* **OBJECTIVE**:
From the entries below, gather each line containing the word "Elapsed".

>> start

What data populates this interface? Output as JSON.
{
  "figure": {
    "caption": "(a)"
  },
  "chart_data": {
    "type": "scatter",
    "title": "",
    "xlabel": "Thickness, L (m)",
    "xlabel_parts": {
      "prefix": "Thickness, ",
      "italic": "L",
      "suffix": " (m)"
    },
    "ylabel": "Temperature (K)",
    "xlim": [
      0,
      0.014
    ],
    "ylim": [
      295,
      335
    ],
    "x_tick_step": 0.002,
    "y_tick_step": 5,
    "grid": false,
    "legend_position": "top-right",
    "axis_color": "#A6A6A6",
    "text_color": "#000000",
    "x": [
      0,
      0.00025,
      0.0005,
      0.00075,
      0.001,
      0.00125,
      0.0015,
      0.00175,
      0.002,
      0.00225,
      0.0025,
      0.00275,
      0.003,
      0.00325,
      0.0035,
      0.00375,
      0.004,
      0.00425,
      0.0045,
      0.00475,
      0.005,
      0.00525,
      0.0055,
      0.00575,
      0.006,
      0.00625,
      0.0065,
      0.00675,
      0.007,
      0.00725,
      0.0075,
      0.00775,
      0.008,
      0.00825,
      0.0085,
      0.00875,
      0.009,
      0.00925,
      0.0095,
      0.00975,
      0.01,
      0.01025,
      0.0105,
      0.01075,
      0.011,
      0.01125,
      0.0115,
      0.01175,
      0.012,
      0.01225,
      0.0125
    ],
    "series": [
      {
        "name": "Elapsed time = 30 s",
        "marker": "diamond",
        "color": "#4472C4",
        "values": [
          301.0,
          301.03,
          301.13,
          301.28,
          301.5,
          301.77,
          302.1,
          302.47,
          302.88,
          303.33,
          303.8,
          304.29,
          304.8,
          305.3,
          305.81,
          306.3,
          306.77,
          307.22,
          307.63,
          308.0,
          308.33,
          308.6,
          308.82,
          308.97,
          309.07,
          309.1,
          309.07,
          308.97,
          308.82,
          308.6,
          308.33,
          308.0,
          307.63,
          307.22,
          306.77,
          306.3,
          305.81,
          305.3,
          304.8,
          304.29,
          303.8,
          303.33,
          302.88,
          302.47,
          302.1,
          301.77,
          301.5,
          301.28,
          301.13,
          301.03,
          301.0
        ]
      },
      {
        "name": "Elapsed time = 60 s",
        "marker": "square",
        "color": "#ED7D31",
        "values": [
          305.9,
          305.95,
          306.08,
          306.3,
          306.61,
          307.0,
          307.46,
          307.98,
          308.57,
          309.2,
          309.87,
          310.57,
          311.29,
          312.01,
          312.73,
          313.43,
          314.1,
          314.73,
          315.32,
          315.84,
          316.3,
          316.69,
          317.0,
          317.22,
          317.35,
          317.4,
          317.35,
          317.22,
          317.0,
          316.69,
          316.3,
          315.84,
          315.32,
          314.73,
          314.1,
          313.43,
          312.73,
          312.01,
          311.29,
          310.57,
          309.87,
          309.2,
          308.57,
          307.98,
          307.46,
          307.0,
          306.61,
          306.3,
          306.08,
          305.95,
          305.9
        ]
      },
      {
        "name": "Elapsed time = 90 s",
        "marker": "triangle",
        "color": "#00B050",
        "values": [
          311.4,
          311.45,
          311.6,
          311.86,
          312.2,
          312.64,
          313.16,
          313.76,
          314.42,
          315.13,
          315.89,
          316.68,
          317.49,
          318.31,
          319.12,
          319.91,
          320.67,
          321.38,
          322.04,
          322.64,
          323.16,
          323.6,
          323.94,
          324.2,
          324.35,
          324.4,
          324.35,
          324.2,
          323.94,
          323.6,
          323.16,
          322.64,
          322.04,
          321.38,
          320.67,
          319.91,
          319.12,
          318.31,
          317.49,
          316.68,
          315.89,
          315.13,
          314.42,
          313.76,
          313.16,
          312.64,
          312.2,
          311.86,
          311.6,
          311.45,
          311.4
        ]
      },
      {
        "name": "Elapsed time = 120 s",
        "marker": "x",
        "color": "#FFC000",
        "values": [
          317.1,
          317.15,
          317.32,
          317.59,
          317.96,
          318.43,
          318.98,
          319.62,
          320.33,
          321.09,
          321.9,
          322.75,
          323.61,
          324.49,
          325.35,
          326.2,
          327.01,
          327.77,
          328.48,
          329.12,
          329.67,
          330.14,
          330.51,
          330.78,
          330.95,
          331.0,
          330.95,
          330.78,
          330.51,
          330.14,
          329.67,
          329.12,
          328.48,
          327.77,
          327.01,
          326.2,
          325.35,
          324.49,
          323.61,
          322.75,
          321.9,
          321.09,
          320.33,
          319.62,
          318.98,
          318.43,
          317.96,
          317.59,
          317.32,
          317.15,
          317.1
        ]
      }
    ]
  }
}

>> end

* **TASK RESULT**:
        "name": "Elapsed time = 30 s",
        "name": "Elapsed time = 60 s",
        "name": "Elapsed time = 90 s",
        "name": "Elapsed time = 120 s",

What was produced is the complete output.